> What the exercise asks: Every record must be repeated exactly, with no omission.

> Given data:
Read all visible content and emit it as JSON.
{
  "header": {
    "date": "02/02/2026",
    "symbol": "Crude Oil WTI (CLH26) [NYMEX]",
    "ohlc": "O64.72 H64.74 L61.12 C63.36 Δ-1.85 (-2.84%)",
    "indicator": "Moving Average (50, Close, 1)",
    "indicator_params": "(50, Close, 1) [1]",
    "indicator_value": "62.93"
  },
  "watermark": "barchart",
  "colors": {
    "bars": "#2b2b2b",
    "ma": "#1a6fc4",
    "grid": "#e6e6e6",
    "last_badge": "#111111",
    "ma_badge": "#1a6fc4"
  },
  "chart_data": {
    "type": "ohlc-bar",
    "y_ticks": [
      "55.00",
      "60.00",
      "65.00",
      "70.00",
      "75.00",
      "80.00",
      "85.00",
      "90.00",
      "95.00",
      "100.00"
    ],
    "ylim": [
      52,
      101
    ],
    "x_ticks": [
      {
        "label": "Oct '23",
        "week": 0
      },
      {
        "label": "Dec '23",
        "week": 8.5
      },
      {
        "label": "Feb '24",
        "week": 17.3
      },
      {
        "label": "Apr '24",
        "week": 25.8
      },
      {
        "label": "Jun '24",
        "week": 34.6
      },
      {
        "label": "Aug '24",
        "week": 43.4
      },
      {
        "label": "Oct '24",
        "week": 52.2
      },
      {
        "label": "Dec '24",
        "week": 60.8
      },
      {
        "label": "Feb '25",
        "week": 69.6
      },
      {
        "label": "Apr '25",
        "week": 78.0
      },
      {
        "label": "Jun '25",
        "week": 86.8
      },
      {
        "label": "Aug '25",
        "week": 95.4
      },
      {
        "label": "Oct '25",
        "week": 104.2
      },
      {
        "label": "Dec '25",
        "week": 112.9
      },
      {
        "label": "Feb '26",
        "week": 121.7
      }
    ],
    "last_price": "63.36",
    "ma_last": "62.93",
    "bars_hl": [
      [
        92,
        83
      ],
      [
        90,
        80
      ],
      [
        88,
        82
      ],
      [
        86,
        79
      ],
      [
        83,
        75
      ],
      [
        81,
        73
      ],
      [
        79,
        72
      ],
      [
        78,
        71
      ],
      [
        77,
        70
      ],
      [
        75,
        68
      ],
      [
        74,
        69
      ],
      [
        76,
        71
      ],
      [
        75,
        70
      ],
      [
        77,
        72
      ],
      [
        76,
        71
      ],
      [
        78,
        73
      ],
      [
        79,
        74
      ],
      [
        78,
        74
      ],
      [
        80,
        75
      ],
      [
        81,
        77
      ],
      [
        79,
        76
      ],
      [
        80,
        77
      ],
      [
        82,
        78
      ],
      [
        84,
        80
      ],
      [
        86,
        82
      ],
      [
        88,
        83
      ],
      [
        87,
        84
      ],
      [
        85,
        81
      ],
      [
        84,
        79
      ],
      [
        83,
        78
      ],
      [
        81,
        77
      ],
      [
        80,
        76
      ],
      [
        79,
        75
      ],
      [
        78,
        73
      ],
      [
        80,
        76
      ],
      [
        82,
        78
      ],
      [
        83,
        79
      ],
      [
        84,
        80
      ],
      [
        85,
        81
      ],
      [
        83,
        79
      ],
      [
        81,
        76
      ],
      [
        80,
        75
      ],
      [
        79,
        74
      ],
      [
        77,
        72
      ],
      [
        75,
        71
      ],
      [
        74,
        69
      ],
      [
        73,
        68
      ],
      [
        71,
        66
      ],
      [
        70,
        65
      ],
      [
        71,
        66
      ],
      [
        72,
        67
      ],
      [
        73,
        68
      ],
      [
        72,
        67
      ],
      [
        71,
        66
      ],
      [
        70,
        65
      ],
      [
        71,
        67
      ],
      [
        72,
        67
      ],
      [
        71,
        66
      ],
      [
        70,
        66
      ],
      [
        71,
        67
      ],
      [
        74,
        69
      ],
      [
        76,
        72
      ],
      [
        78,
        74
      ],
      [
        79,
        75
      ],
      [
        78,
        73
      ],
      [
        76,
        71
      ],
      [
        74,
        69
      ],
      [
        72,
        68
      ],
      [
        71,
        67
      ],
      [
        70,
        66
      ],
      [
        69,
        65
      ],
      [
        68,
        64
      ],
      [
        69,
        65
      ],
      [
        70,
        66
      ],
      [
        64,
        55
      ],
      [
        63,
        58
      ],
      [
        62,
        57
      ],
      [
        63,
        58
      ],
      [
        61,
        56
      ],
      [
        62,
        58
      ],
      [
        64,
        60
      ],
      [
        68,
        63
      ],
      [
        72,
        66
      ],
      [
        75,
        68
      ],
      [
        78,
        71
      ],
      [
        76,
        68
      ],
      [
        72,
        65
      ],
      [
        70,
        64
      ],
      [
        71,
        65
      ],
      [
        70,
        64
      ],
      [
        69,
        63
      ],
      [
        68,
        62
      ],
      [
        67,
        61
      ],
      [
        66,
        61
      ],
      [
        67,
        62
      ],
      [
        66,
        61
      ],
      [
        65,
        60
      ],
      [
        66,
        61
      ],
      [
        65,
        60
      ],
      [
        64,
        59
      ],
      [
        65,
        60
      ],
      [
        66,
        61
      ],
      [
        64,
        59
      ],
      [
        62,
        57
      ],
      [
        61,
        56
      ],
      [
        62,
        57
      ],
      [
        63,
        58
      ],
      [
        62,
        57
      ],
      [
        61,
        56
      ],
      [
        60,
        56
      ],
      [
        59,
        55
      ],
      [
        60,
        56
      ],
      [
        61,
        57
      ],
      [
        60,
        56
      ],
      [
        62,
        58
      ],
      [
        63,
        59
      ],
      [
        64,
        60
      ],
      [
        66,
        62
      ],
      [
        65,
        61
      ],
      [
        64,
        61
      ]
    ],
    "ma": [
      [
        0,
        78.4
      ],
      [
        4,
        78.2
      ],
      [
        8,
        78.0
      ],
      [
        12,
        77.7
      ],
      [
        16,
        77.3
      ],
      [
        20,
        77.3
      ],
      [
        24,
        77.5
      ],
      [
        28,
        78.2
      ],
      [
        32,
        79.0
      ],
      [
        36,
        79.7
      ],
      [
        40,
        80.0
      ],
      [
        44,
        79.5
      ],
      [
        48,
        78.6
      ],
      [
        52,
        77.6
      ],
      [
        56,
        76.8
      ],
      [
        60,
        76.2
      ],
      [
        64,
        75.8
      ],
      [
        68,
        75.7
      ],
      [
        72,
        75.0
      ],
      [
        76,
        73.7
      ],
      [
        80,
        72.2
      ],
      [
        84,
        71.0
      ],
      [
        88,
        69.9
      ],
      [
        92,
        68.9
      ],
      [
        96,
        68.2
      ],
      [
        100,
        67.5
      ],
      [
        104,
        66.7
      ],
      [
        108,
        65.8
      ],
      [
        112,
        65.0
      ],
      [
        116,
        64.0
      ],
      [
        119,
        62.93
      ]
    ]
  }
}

> Answer below:
Read all visible content and emit it as JSON.
{
  "header": {
    "date": "02/02/2026",
    "symbol": "Crude Oil WTI (CLH26) [NYMEX]",
    "ohlc": "O64.72 H64.74 L61.12 C63.36 Δ-1.85 (-2.84%)",
    "indicator": "Moving Average (50, Close, 1)",
    "indicator_params": "(50, Close, 1) [1]",
    "indicator_value": "62.93"
  },
  "watermark": "barchart",
  "colors": {
    "bars": "#2b2b2b",
    "ma": "#1a6fc4",
    "grid": "#e6e6e6",
    "last_badge": "#111111",
    "ma_badge": "#1a6fc4"
  },
  "chart_data": {
    "type": "ohlc-bar",
    "y_ticks": [
      "55.00",
      "60.00",
      "65.00",
      "70.00",
      "75.00",
      "80.00",
      "85.00",
      "90.00",
      "95.00",
      "100.00"
    ],
    "ylim": [
      52,
      101
    ],
    "x_ticks": [
      {
        "label": "Oct '23",
        "week": 0
      },
      {
        "label": "Dec '23",
        "week": 8.5
      },
      {
        "label": "Feb '24",
        "week": 17.3
      },
      {
        "label": "Apr '24",
        "week": 25.8
      },
      {
        "label": "Jun '24",
        "week": 34.6
      },
      {
        "label": "Aug '24",
        "week": 43.4
      },
      {
        "label": "Oct '24",
        "week": 52.2
      },
      {
        "label": "Dec '24",
        "week": 60.8
      },
      {
        "label": "Feb '25",
        "week": 69.6
      },
      {
        "label": "Apr '25",
        "week": 78.0
      },
      {
        "label": "Jun '25",
        "week": 86.8
      },
      {
        "label": "Aug '25",
        "week": 95.4
      },
      {
        "label": "Oct '25",
        "week": 104.2
      },
      {
        "label": "Dec '25",
        "week": 112.9
      },
      {
        "label": "Feb '26",
        "week": 121.7
      }
    ],
    "last_price": "63.36",
    "ma_last": "62.93",
    "bars_hl": [
      [
        92,
        83
      ],
      [
        90,
        80
      ],
      [
        88,
        82
      ],
      [
        86,
        79
      ],
      [
        83,
        75
      ],
      [
        81,
        73
      ],
      [
        79,
        72
      ],
      [
        78,
        71
      ],
      [
        77,
        70
      ],
      [
        75,
        68
      ],
      [
        74,
        69
      ],
      [
        76,
        71
      ],
      [
        75,
        70
      ],
      [
        77,
        72
      ],
      [
        76,
        71
      ],
      [
        78,
        73
      ],
      [
        79,
        74
      ],
      [
        78,
        74
      ],
      [
        80,
        75
      ],
      [
        81,
        77
      ],
      [
        79,
        76
      ],
      [
        80,
        77
      ],
      [
        82,
        78
      ],
      [
        84,
        80
      ],
      [
        86,
        82
      ],
      [
        88,
        83
      ],
      [
        87,
        84
      ],
      [
        85,
        81
      ],
      [
        84,
        79
      ],
      [
        83,
        78
      ],
      [
        81,
        77
      ],
      [
        80,
        76
      ],
      [
        79,
        75
      ],
      [
        78,
        73
      ],
      [
        80,
        76
      ],
      [
        82,
        78
      ],
      [
        83,
        79
      ],
      [
        84,
        80
      ],
      [
        85,
        81
      ],
      [
        83,
        79
      ],
      [
        81,
        76
      ],
      [
        80,
        75
      ],
      [
        79,
        74
      ],
      [
        77,
        72
      ],
      [
        75,
        71
      ],
      [
        74,
        69
      ],
      [
        73,
        68
      ],
      [
        71,
        66
      ],
      [
        70,
        65
      ],
      [
        71,
        66
      ],
      [
        72,
        67
      ],
      [
        73,
        68
      ],
      [
        72,
        67
      ],
      [
        71,
        66
      ],
      [
        70,
        65
      ],
      [
        71,
        67
      ],
      [
        72,
        67
      ],
      [
        71,
        66
      ],
      [
        70,
        66
      ],
      [
        71,
        67
      ],
      [
        74,
        69
      ],
      [
        76,
        72
      ],
      [
        78,
        74
      ],
      [
        79,
        75
      ],
      [
        78,
        73
      ],
      [
        76,
        71
      ],
      [
        74,
        69
      ],
      [
        72,
        68
      ],
      [
        71,
        67
      ],
      [
        70,
        66
      ],
      [
        69,
        65
      ],
      [
        68,
        64
      ],
      [
        69,
        65
      ],
      [
        70,
        66
      ],
      [
        64,
        55
      ],
      [
        63,
        58
      ],
      [
        62,
        57
      ],
      [
        63,
        58
      ],
      [
        61,
        56
      ],
      [
        62,
        58
      ],
      [
        64,
        60
      ],
      [
        68,
        63
      ],
      [
        72,
        66
      ],
      [
        75,
        68
      ],
      [
        78,
        71
      ],
      [
        76,
        68
      ],
      [
        72,
        65
      ],
      [
        70,
        64
      ],
      [
        71,
        65
      ],
      [
        70,
        64
      ],
      [
        69,
        63
      ],
      [
        68,
        62
      ],
      [
        67,
        61
      ],
      [
        66,
        61
      ],
      [
        67,
        62
      ],
      [
        66,
        61
      ],
      [
        65,
        60
      ],
      [
        66,
        61
      ],
      [
        65,
        60
      ],
      [
        64,
        59
      ],
      [
        65,
        60
      ],
      [
        66,
        61
      ],
      [
        64,
        59
      ],
      [
        62,
        57
      ],
      [
        61,
        56
      ],
      [
        62,
        57
      ],
      [
        63,
        58
      ],
      [
        62,
        57
      ],
      [
        61,
        56
      ],
      [
        60,
        56
      ],
      [
        59,
        55
      ],
      [
        60,
        56
      ],
      [
        61,
        57
      ],
      [
        60,
        56
      ],
      [
        62,
        58
      ],
      [
        63,
        59
      ],
      [
        64,
        60
      ],
      [
        66,
        62
      ],
      [
        65,
        61
      ],
      [
        64,
        61
      ]
    ],
    "ma": [
      [
        0,
        78.4
      ],
      [
        4,
        78.2
      ],
      [
        8,
        78.0
      ],
      [
        12,
        77.7
      ],
      [
        16,
        77.3
      ],
      [
        20,
        77.3
      ],
      [
        24,
        77.5
      ],
      [
        28,
        78.2
      ],
      [
        32,
        79.0
      ],
      [
        36,
        79.7
      ],
      [
        40,
        80.0
      ],
      [
        44,
        79.5
      ],
      [
        48,
        78.6
      ],
      [
        52,
        77.6
      ],
      [
        56,
        76.8
      ],
      [
        60,
        76.2
      ],
      [
        64,
        75.8
      ],
      [
        68,
        75.7
      ],
      [
        72,
        75.0
      ],
      [
        76,
        73.7
      ],
      [
        80,
        72.2
      ],
      [
        84,
        71.0
      ],
      [
        88,
        69.9
      ],
      [
        92,
        68.9
      ],
      [
        96,
        68.2
      ],
      [
        100,
        67.5
      ],
      [
        104,
        66.7
      ],
      [
        108,
        65.8
      ],
      [
        112,
        65.0
      ],
      [
        116,
        64.0
      ],
      [
        119,
        62.93
      ]
    ]
  }
}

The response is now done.